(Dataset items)
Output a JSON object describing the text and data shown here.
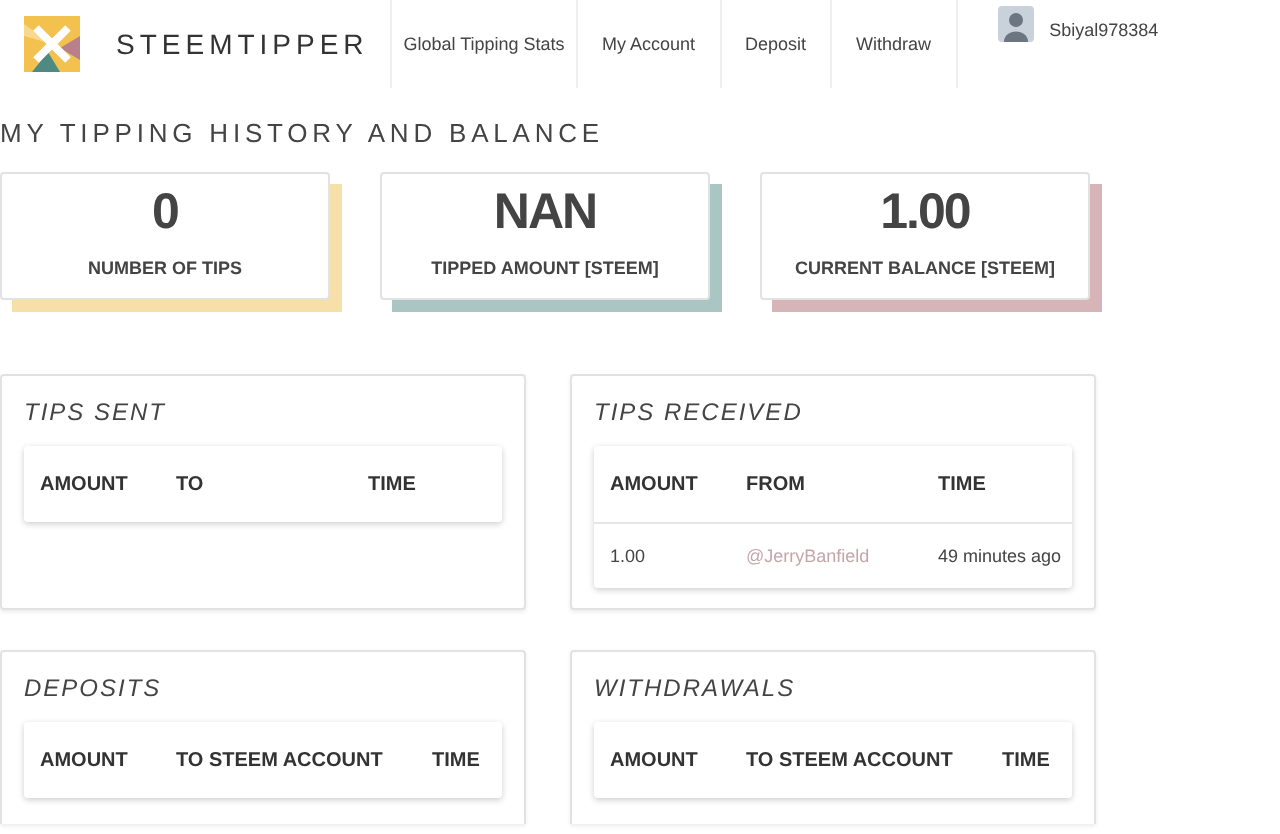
{
  "header": {
    "brand": "STEEMTIPPER",
    "nav": [
      {
        "label": "Global Tipping Stats"
      },
      {
        "label": "My Account"
      },
      {
        "label": "Deposit"
      },
      {
        "label": "Withdraw"
      }
    ],
    "user": {
      "name": "Sbiyal978384"
    }
  },
  "page_title": "MY TIPPING HISTORY AND BALANCE",
  "stats": [
    {
      "value": "0",
      "label": "NUMBER OF TIPS",
      "color": "#f6dfa8"
    },
    {
      "value": "NAN",
      "label": "TIPPED AMOUNT [STEEM]",
      "color": "#a9c6c4"
    },
    {
      "value": "1.00",
      "label": "CURRENT BALANCE [STEEM]",
      "color": "#d6b4b8"
    }
  ],
  "panels": [
    {
      "title": "TIPS SENT",
      "columns": [
        "AMOUNT",
        "TO",
        "TIME"
      ]
    },
    {
      "title": "TIPS RECEIVED",
      "columns": [
        "AMOUNT",
        "FROM",
        "TIME"
      ],
      "rows": [
        [
          {
            "text": "1.00",
            "kind": "text"
          },
          {
            "text": "@JerryBanfield",
            "kind": "link"
          },
          {
            "text": "49 minutes ago",
            "kind": "text"
          }
        ]
      ]
    },
    {
      "title": "DEPOSITS",
      "columns": [
        "AMOUNT",
        "TO STEEM ACCOUNT",
        "TIME"
      ]
    },
    {
      "title": "WITHDRAWALS",
      "columns": [
        "AMOUNT",
        "TO STEEM ACCOUNT",
        "TIME"
      ]
    }
  ]
}
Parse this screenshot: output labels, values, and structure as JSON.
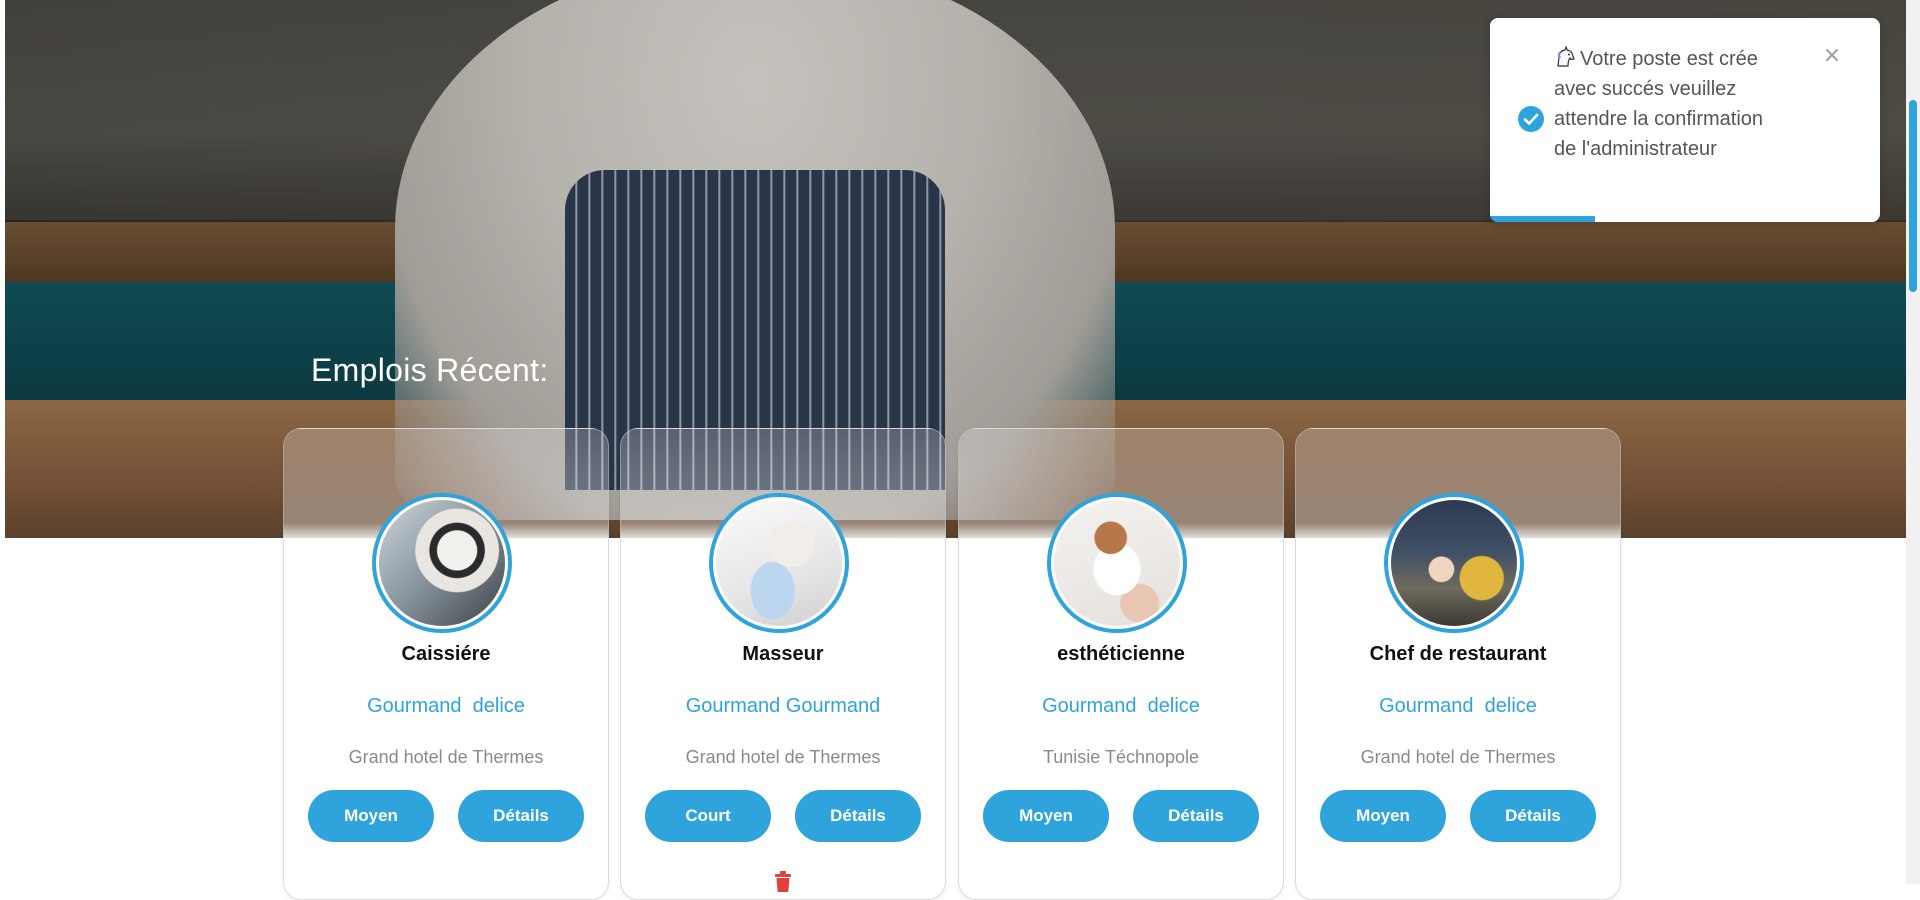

__TO BE DONE__: Print the records word for word and exclude any picture they hold.

__OUTPUT__:
Output a JSON object describing the text and data shown here.
{
  "header": {
    "brand": "STEEMTIPPER",
    "nav": [
      {
        "label": "Global Tipping Stats"
      },
      {
        "label": "My Account"
      },
      {
        "label": "Deposit"
      },
      {
        "label": "Withdraw"
      }
    ],
    "user": {
      "name": "Sbiyal978384"
    }
  },
  "page_title": "MY TIPPING HISTORY AND BALANCE",
  "stats": [
    {
      "value": "0",
      "label": "NUMBER OF TIPS",
      "color": "#f6dfa8"
    },
    {
      "value": "NAN",
      "label": "TIPPED AMOUNT [STEEM]",
      "color": "#a9c6c4"
    },
    {
      "value": "1.00",
      "label": "CURRENT BALANCE [STEEM]",
      "color": "#d6b4b8"
    }
  ],
  "panels": [
    {
      "title": "TIPS SENT",
      "columns": [
        "AMOUNT",
        "TO",
        "TIME"
      ]
    },
    {
      "title": "TIPS RECEIVED",
      "columns": [
        "AMOUNT",
        "FROM",
        "TIME"
      ],
      "rows": [
        [
          {
            "text": "1.00",
            "kind": "text"
          },
          {
            "text": "@JerryBanfield",
            "kind": "link"
          },
          {
            "text": "49 minutes ago",
            "kind": "text"
          }
        ]
      ]
    },
    {
      "title": "DEPOSITS",
      "columns": [
        "AMOUNT",
        "TO STEEM ACCOUNT",
        "TIME"
      ]
    },
    {
      "title": "WITHDRAWALS",
      "columns": [
        "AMOUNT",
        "TO STEEM ACCOUNT",
        "TIME"
      ]
    }
  ]
}
Parse this screenshot: output labels, values, and structure as JSON.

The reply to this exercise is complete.